[Aim]:
Filter the listing and keep only the lines with the word "marker".

[Figure data in JSON]

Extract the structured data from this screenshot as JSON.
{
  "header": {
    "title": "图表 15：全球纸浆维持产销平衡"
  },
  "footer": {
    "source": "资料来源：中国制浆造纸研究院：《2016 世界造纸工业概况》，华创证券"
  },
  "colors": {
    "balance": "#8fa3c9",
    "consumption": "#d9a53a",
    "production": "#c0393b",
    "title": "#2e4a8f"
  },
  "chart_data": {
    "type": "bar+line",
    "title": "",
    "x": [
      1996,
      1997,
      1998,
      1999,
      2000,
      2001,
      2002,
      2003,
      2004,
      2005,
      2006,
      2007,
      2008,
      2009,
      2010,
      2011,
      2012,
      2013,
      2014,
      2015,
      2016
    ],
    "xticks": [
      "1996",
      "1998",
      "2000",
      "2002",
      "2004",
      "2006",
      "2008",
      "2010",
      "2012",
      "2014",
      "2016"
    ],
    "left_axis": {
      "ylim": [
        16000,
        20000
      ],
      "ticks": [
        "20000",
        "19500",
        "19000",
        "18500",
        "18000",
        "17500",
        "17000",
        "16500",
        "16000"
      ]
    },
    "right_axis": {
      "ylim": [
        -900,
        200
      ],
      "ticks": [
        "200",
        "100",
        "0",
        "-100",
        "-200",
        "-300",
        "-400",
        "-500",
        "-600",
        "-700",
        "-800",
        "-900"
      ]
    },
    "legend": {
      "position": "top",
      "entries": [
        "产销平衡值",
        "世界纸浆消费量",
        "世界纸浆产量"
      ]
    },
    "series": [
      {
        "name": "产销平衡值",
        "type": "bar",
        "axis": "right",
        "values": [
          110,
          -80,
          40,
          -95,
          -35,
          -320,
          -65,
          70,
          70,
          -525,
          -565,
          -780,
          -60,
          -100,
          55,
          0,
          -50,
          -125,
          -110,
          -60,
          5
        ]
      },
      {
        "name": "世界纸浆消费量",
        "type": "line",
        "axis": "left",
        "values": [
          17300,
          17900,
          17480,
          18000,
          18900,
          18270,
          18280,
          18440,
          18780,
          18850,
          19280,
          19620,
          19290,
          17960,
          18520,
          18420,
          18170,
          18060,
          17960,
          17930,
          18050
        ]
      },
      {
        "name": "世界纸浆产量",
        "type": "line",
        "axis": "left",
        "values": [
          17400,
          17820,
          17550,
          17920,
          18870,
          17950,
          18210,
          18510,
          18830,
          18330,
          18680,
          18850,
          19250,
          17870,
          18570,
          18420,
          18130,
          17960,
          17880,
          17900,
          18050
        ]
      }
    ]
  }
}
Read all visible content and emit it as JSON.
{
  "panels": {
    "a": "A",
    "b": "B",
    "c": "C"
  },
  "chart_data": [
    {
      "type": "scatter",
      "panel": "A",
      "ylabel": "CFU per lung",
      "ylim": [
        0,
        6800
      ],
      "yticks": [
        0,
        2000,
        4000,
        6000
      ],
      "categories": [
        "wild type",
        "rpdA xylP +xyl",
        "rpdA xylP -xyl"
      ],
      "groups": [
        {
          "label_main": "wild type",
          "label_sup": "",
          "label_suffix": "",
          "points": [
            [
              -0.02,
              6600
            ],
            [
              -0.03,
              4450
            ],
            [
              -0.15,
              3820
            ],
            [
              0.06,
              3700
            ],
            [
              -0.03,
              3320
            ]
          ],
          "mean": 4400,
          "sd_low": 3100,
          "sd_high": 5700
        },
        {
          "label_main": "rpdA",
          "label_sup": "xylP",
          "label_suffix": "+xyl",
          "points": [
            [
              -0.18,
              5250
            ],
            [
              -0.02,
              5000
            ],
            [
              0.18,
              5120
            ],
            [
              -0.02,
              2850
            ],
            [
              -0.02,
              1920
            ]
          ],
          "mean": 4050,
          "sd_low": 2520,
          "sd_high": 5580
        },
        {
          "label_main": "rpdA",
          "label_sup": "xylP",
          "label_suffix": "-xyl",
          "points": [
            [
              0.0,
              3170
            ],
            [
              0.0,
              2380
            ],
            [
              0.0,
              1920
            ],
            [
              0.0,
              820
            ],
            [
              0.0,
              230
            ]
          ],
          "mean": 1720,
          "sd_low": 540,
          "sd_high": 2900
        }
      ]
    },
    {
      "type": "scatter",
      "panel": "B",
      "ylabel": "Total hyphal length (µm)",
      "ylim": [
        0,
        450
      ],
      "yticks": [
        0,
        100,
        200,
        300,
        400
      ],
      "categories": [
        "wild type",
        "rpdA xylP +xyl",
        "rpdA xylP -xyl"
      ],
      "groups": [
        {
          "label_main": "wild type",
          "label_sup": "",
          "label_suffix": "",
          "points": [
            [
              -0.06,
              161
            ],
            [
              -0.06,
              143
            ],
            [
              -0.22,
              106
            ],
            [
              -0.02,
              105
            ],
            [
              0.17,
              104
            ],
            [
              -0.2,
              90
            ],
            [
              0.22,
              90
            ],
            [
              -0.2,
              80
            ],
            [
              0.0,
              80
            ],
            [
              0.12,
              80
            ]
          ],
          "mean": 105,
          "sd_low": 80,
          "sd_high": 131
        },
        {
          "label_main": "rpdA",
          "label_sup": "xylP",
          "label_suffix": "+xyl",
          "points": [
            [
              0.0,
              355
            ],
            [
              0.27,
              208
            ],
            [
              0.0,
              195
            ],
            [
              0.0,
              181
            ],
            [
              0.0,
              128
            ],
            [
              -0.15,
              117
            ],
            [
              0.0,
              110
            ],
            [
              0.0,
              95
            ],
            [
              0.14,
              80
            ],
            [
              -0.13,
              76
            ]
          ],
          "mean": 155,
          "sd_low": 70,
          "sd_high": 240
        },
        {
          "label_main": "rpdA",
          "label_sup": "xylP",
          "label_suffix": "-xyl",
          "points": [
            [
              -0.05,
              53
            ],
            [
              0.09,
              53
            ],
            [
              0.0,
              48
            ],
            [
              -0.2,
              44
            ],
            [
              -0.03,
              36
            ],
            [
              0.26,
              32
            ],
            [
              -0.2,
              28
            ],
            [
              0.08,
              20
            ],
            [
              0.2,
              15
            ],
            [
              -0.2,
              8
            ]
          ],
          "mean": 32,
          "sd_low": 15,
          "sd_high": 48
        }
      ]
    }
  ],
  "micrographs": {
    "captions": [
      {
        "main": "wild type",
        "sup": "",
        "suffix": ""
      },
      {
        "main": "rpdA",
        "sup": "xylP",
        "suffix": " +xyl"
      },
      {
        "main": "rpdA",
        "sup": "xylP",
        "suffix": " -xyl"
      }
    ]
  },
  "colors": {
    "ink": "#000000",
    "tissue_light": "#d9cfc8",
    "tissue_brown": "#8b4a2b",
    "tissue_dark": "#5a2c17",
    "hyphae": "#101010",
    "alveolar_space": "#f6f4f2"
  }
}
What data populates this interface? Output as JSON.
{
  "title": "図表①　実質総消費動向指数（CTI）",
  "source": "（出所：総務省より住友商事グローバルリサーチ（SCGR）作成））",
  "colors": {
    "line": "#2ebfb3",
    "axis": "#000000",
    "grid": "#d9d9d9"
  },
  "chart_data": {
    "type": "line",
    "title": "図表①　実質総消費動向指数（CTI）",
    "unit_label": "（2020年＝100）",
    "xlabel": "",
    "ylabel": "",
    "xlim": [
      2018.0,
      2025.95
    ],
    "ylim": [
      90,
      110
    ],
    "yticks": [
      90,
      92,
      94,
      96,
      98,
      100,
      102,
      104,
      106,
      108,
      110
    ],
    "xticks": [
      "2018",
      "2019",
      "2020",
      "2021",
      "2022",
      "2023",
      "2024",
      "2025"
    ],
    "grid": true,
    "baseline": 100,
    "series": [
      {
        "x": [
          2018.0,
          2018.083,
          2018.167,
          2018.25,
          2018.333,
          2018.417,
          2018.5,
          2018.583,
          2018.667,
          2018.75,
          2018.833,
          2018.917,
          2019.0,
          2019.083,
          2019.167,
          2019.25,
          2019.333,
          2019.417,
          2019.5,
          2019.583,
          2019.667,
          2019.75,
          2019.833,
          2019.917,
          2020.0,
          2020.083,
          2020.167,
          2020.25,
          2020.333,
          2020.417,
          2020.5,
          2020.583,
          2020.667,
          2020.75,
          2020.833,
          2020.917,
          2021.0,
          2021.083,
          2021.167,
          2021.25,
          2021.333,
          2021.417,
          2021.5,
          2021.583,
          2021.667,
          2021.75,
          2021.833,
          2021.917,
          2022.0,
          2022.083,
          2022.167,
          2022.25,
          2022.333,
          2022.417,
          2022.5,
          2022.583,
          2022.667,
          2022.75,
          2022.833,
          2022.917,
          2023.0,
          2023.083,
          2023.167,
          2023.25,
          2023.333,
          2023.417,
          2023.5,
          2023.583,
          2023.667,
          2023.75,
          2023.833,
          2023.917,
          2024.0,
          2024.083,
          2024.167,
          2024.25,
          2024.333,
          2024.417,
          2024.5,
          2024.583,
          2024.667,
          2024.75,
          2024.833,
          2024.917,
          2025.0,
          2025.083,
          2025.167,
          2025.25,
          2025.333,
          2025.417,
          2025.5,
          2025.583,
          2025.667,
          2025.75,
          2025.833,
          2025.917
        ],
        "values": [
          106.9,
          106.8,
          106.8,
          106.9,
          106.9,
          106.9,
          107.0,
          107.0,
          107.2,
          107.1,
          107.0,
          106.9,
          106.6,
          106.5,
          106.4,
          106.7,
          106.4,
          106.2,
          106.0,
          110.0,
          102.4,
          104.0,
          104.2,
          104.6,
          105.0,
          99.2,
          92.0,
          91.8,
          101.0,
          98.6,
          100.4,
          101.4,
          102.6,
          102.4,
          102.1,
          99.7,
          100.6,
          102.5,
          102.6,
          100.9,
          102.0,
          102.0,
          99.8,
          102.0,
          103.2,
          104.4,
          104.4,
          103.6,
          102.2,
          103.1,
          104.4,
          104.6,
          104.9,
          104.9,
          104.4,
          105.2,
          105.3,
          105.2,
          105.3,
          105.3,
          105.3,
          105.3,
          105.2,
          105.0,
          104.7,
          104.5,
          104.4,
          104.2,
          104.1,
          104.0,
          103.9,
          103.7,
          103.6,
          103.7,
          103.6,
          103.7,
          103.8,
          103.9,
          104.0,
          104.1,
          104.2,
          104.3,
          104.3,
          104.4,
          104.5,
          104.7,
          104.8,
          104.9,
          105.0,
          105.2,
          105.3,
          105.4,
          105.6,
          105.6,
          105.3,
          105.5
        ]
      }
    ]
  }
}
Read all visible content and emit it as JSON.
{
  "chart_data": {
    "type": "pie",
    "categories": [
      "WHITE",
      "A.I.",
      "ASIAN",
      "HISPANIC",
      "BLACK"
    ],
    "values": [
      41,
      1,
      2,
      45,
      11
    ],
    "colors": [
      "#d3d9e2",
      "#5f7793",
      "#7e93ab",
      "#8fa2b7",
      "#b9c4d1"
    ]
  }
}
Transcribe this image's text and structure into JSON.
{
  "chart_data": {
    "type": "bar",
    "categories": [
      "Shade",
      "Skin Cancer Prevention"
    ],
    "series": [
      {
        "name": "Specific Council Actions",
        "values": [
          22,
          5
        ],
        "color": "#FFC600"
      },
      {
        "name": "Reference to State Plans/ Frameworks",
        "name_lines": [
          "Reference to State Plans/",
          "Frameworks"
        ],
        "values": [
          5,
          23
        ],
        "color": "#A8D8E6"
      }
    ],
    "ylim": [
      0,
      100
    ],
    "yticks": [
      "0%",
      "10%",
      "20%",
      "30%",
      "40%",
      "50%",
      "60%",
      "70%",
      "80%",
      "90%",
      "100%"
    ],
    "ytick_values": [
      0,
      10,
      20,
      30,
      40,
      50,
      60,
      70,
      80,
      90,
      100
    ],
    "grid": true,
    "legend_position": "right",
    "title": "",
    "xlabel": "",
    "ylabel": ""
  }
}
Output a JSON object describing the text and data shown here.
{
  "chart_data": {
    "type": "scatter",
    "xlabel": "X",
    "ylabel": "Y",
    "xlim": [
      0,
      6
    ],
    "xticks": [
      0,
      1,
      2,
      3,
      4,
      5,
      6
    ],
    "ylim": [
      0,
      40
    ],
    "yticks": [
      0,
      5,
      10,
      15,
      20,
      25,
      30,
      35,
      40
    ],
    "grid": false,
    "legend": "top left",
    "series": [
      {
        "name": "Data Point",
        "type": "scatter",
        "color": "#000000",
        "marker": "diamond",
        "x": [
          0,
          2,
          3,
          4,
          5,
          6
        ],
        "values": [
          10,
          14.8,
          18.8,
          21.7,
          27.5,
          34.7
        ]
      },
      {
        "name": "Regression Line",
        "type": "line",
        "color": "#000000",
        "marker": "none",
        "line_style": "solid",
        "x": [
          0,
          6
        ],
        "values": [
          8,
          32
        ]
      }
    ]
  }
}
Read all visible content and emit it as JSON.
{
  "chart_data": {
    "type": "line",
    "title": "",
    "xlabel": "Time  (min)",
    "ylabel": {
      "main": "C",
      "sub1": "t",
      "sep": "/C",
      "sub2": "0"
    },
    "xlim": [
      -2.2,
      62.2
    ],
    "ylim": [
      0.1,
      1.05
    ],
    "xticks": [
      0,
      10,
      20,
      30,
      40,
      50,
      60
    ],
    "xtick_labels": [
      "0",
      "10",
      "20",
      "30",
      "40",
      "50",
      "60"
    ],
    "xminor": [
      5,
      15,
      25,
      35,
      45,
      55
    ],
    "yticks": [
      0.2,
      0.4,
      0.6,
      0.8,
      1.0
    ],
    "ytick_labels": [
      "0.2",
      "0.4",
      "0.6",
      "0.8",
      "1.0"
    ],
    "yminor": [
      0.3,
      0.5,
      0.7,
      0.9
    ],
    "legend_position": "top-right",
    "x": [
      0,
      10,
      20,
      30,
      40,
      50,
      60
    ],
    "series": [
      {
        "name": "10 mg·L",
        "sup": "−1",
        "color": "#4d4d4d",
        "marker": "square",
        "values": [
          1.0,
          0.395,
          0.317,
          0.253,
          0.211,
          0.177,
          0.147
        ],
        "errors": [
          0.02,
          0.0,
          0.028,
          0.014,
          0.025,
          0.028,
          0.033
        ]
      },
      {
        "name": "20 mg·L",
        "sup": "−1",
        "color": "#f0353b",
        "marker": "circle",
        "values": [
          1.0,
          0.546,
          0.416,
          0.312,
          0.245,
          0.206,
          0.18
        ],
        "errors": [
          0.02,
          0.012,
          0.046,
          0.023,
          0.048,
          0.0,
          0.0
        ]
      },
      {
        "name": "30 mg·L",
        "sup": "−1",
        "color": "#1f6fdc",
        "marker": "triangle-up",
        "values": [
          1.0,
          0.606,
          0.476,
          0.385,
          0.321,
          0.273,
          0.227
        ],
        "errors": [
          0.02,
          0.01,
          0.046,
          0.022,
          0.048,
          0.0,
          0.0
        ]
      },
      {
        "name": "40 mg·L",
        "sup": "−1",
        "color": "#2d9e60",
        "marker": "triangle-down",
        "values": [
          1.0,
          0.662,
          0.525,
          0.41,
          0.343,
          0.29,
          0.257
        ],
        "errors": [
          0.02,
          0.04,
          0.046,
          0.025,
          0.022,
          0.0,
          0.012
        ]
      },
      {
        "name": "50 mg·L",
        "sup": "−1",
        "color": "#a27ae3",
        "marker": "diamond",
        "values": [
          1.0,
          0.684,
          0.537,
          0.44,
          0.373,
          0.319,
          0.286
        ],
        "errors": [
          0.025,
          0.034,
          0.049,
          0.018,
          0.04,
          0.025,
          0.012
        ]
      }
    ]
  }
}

[The answer]:
        "marker": "diamond",
        "marker": "none",
        "marker": "square",
        "marker": "circle",
        "marker": "triangle-up",
        "marker": "triangle-down",
        "marker": "diamond",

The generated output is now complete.